Write out the data again exactly, skipping every picture.
^^^^^^^^
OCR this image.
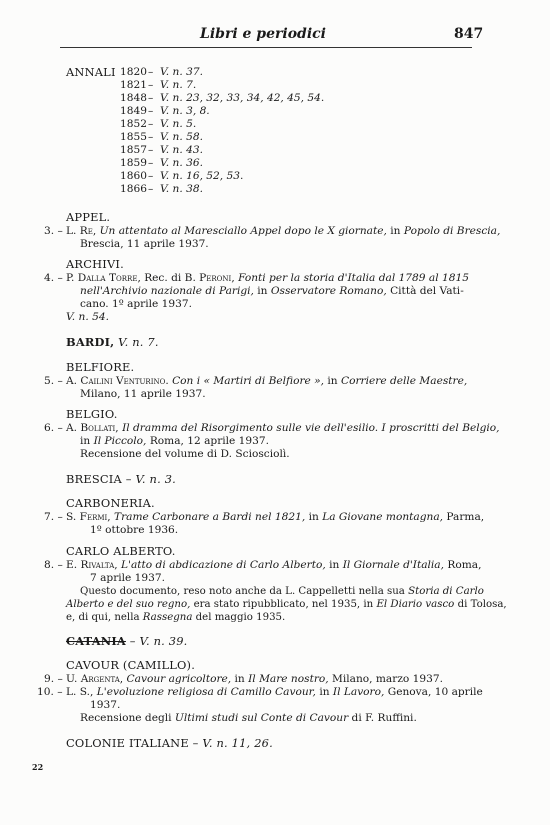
Libri e periodici	847
ANNALI 1820 – V. n. 37.
1821 – V. n. 7.
1848 – V. n. 23, 32, 33, 34, 42, 45, 54.
1849 – V. n. 3, 8.
1852 – V. n. 5.
1855 – V. n. 58.
1857 – V. n. 43.
1859 – V. n. 36.
1860 – V. n. 16, 52, 53.
1866 – V. n. 38.
APPEL.
3. – L. Re, Un attentato al Maresciallo Appel dopo le X giornate, in Popolo di Brescia,
Brescia, 11 aprile 1937.
ARCHIVI.
4. – P. Dalla Torre, Rec. di B. Peroni, Fonti per la storia d'Italia dal 1789 al 1815
nell'Archivio nazionale di Parigi, in Osservatore Romano, Città del Vati-
cano. 1º aprile 1937.
V. n. 54.
BARDI, V. n. 7.
BELFIORE.
5. – A. Cailini Venturino. Con i « Martiri di Belfiore », in Corriere delle Maestre,
Milano, 11 aprile 1937.
BELGIO.
6. – A. Bollati, Il dramma del Risorgimento sulle vie dell'esilio. I proscritti del Belgio,
in Il Piccolo, Roma, 12 aprile 1937.
Recensione del volume di D. Sciosciolì.
BRESCIA – V. n. 3.
CARBONERIA.
7. – S. Fermi, Trame Carbonare a Bardi nel 1821, in La Giovane montagna, Parma,
1º ottobre 1936.
CARLO ALBERTO.
8. – E. Rivalta, L'atto di abdicazione di Carlo Alberto, in Il Giornale d'Italia, Roma,
7 aprile 1937.
Questo documento, reso noto anche da L. Cappelletti nella sua Storia di Carlo
Alberto e del suo regno, era stato ripubblicato, nel 1935, in El Diario vasco di Tolosa,
e, di qui, nella Rassegna del maggio 1935.
CATANIA – V. n. 39.
CAVOUR (CAMILLO).
9. – U. Argenta, Cavour agricoltore, in Il Mare nostro, Milano, marzo 1937.
10. – L. S., L'evoluzione religiosa di Camillo Cavour, in Il Lavoro, Genova, 10 aprile
1937.
Recensione degli Ultimi studi sul Conte di Cavour di F. Ruffini.
COLONIE ITALIANE – V. n. 11, 26.
22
^^^^^^^^
- Solution to this problem -
OCR this image.
Libri e periodici	847
ANNALI 1820 – V. n. 37.
1821 – V. n. 7.
1848 – V. n. 23, 32, 33, 34, 42, 45, 54.
1849 – V. n. 3, 8.
1852 – V. n. 5.
1855 – V. n. 58.
1857 – V. n. 43.
1859 – V. n. 36.
1860 – V. n. 16, 52, 53.
1866 – V. n. 38.
APPEL.
3. – L. Re, Un attentato al Maresciallo Appel dopo le X giornate, in Popolo di Brescia,
Brescia, 11 aprile 1937.
ARCHIVI.
4. – P. Dalla Torre, Rec. di B. Peroni, Fonti per la storia d'Italia dal 1789 al 1815
nell'Archivio nazionale di Parigi, in Osservatore Romano, Città del Vati-
cano. 1º aprile 1937.
V. n. 54.
BARDI, V. n. 7.
BELFIORE.
5. – A. Cailini Venturino. Con i « Martiri di Belfiore », in Corriere delle Maestre,
Milano, 11 aprile 1937.
BELGIO.
6. – A. Bollati, Il dramma del Risorgimento sulle vie dell'esilio. I proscritti del Belgio,
in Il Piccolo, Roma, 12 aprile 1937.
Recensione del volume di D. Sciosciolì.
BRESCIA – V. n. 3.
CARBONERIA.
7. – S. Fermi, Trame Carbonare a Bardi nel 1821, in La Giovane montagna, Parma,
1º ottobre 1936.
CARLO ALBERTO.
8. – E. Rivalta, L'atto di abdicazione di Carlo Alberto, in Il Giornale d'Italia, Roma,
7 aprile 1937.
Questo documento, reso noto anche da L. Cappelletti nella sua Storia di Carlo
Alberto e del suo regno, era stato ripubblicato, nel 1935, in El Diario vasco di Tolosa,
e, di qui, nella Rassegna del maggio 1935.
CATANIA – V. n. 39.
CAVOUR (CAMILLO).
9. – U. Argenta, Cavour agricoltore, in Il Mare nostro, Milano, marzo 1937.
10. – L. S., L'evoluzione religiosa di Camillo Cavour, in Il Lavoro, Genova, 10 aprile
1937.
Recensione degli Ultimi studi sul Conte di Cavour di F. Ruffini.
COLONIE ITALIANE – V. n. 11, 26.
22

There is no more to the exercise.